## [Written instruction]
Please transcribe the listing below in full and word for word, without its pictures.

## [Data for this exercise]
[Start]
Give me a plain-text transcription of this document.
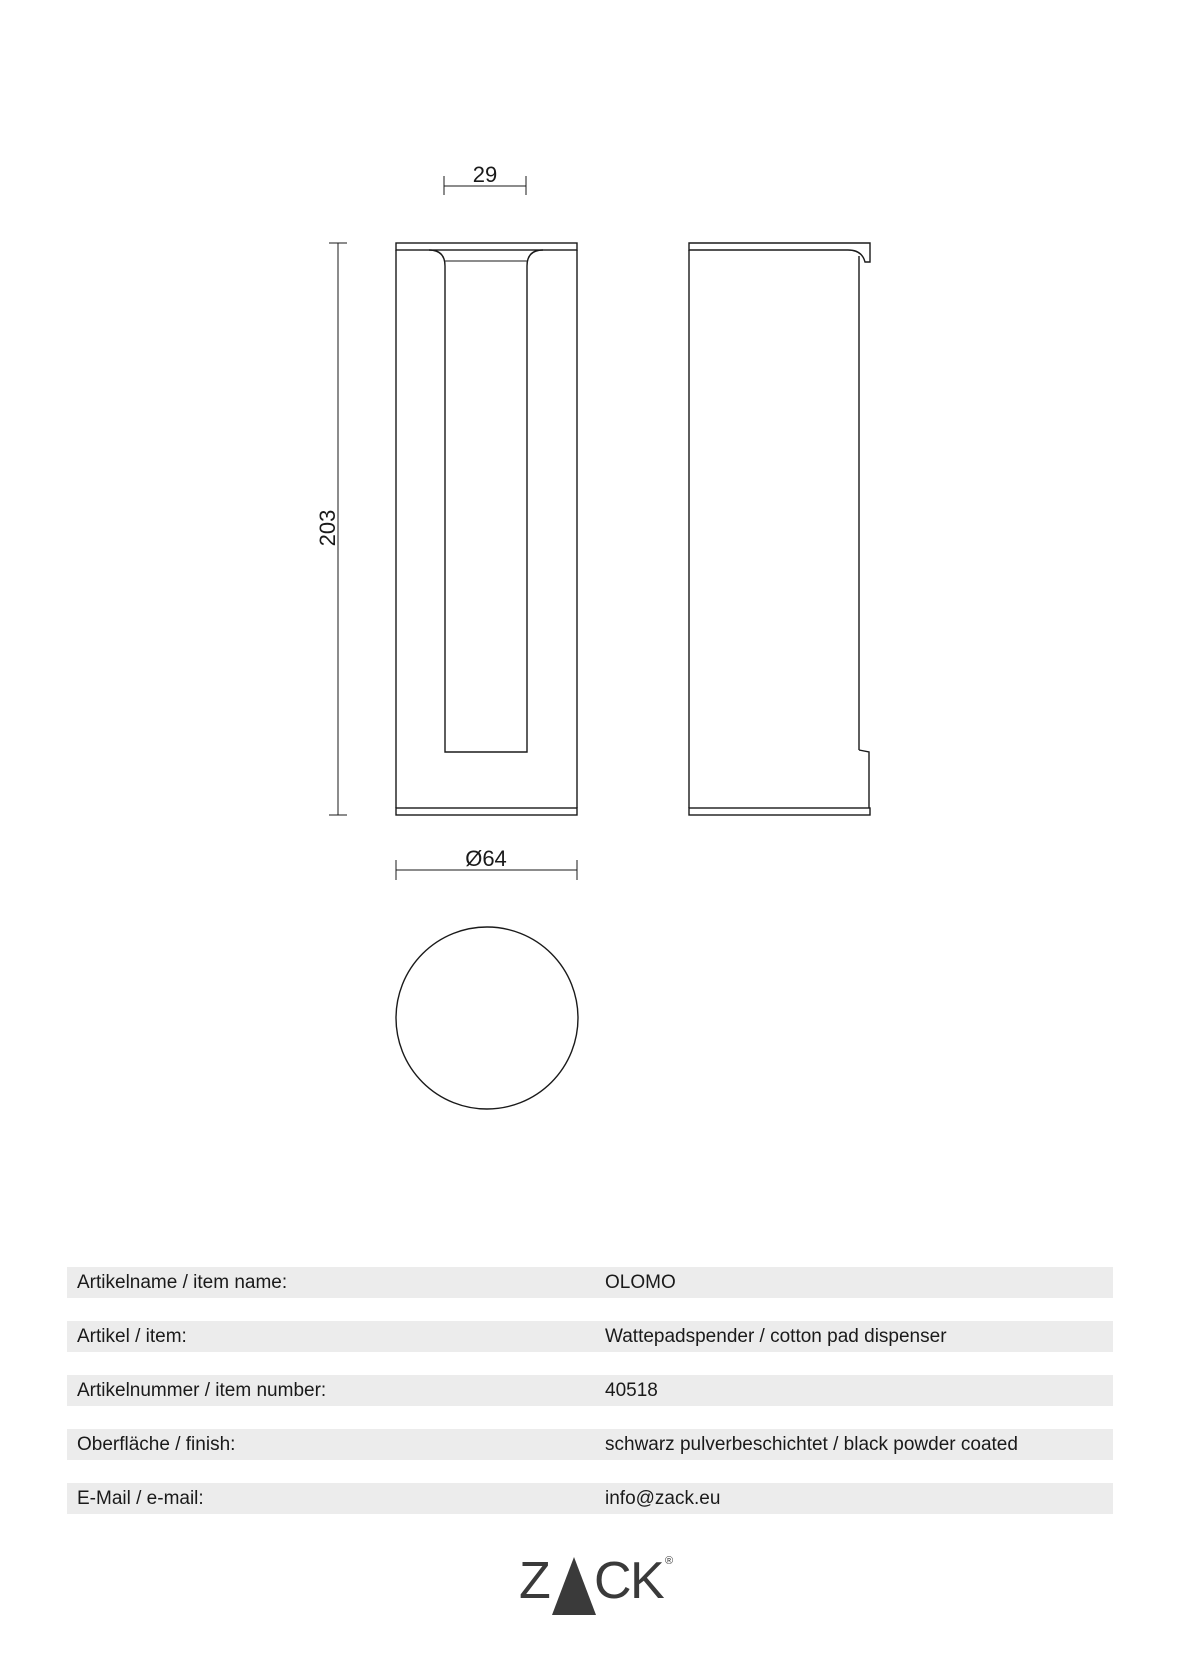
29
203
Ø64
Artikelname / item name:	OLOMO
Artikel / item:	Wattepadspender / cotton pad dispenser
Artikelnummer / item number:	40518
Oberfläche / finish:	schwarz pulverbeschichtet / black powder coated
E-Mail / e-mail:	info@zack.eu
Z C
K ®
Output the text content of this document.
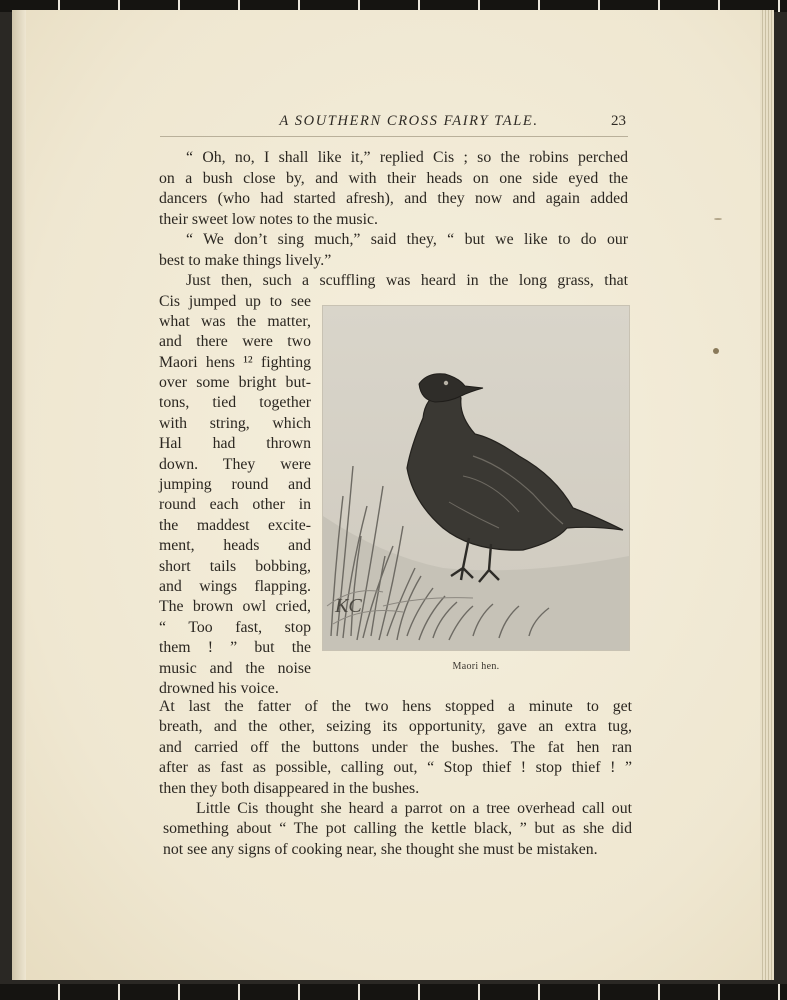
A SOUTHERN CROSS FAIRY TALE.	23
“ Oh, no, I shall like it,” replied Cis ; so the robins perched
on a bush close by, and with their heads on one side eyed the
dancers (who had started afresh), and they now and again added
their sweet low notes to the music.
“ We don’t sing much,” said they, “ but we like to do our
best to make things lively.”
Just then, such a scuffling was heard in the long grass, that
Cis jumped up to see
what was the matter,
and there were two
Maori hens ¹² fighting
over some bright but-
tons, tied together
with string, which
Hal had thrown
down. They were
jumping round and
round each other in
the maddest excite-
ment, heads and
short tails bobbing,
and wings flapping.
The brown owl cried,
“ Too fast, stop
them ! ” but the
music and the noise
drowned his voice.
At last the fatter of the two hens stopped a minute to get
breath, and the other, seizing its opportunity, gave an extra tug,
and carried off the buttons under the bushes. The fat hen ran
after as fast as possible, calling out, “ Stop thief ! stop thief ! ”
then they both disappeared in the bushes.
Little Cis thought she heard a parrot on a tree overhead call out
something about “ The pot calling the kettle black, ” but as she did
not see any signs of cooking near, she thought she must be mistaken.
KC
Maori hen.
[End]
## [Full answer]
Give me a plain-text transcription of this document.
29
203
Ø64
Artikelname / item name:	OLOMO
Artikel / item:	Wattepadspender / cotton pad dispenser
Artikelnummer / item number:	40518
Oberfläche / finish:	schwarz pulverbeschichtet / black powder coated
E-Mail / e-mail:	info@zack.eu
Z C
K ®
Output the text content of this document.
A SOUTHERN CROSS FAIRY TALE.	23
“ Oh, no, I shall like it,” replied Cis ; so the robins perched
on a bush close by, and with their heads on one side eyed the
dancers (who had started afresh), and they now and again added
their sweet low notes to the music.
“ We don’t sing much,” said they, “ but we like to do our
best to make things lively.”
Just then, such a scuffling was heard in the long grass, that
Cis jumped up to see
what was the matter,
and there were two
Maori hens ¹² fighting
over some bright but-
tons, tied together
with string, which
Hal had thrown
down. They were
jumping round and
round each other in
the maddest excite-
ment, heads and
short tails bobbing,
and wings flapping.
The brown owl cried,
“ Too fast, stop
them ! ” but the
music and the noise
drowned his voice.
At last the fatter of the two hens stopped a minute to get
breath, and the other, seizing its opportunity, gave an extra tug,
and carried off the buttons under the bushes. The fat hen ran
after as fast as possible, calling out, “ Stop thief ! stop thief ! ”
then they both disappeared in the bushes.
Little Cis thought she heard a parrot on a tree overhead call out
something about “ The pot calling the kettle black, ” but as she did
not see any signs of cooking near, she thought she must be mistaken.
KC
Maori hen.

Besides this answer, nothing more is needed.